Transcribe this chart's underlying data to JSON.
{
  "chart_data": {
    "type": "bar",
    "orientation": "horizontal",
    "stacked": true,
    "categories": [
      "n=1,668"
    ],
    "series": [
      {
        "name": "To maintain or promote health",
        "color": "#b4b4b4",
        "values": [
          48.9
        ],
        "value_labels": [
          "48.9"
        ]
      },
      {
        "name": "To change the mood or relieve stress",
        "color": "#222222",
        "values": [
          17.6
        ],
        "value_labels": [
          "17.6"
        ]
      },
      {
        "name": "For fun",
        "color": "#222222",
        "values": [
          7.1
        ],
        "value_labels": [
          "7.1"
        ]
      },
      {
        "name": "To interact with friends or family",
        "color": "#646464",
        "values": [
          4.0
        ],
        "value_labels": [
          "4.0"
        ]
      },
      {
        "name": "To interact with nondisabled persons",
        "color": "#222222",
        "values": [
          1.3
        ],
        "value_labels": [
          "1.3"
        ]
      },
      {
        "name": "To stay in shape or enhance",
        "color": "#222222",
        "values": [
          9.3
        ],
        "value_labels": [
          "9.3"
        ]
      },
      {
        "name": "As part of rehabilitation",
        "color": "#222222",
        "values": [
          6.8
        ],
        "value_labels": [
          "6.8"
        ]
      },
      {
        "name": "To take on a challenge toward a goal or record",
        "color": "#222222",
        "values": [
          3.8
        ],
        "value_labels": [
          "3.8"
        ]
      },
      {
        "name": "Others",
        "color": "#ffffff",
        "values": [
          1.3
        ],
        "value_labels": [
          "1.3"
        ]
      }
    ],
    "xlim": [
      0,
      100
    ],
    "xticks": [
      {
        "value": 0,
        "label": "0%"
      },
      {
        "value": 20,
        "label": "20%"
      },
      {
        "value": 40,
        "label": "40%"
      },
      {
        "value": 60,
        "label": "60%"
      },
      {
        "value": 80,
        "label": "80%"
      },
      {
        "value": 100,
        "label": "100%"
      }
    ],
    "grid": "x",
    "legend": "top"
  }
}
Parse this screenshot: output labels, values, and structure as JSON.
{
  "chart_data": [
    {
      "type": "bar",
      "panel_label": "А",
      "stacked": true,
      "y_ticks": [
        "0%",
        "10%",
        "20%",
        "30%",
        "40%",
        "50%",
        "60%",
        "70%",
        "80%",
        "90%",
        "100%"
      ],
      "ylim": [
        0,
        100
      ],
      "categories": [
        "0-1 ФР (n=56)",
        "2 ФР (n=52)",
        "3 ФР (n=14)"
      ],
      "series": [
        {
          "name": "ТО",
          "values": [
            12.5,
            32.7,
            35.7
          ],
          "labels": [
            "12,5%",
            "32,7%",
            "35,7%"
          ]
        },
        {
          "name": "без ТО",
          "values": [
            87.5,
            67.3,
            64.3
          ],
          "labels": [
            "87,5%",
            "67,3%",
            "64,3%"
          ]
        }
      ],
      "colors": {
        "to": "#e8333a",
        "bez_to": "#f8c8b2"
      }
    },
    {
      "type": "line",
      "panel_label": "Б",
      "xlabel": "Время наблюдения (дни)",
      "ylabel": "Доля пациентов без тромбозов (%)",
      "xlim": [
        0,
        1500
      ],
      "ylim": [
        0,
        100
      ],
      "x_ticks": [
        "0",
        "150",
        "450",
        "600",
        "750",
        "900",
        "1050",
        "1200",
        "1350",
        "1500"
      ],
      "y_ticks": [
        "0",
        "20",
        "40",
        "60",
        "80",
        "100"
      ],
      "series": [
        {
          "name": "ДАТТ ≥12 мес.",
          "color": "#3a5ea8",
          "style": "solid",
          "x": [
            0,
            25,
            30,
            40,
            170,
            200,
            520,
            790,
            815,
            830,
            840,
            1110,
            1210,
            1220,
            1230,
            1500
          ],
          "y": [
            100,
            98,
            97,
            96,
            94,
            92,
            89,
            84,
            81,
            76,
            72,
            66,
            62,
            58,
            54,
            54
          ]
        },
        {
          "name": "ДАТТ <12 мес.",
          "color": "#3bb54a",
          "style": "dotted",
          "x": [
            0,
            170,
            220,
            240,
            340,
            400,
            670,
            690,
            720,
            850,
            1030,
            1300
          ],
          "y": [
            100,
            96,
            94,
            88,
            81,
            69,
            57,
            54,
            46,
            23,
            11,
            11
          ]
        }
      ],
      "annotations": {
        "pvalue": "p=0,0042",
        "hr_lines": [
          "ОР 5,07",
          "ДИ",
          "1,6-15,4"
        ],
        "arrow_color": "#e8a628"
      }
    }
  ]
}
------------------------------------
_Instructions to follow:_
Among the entries, how many lines contain the string "JSON"? Give the number without anything else.

_Answer for this exercise:_
2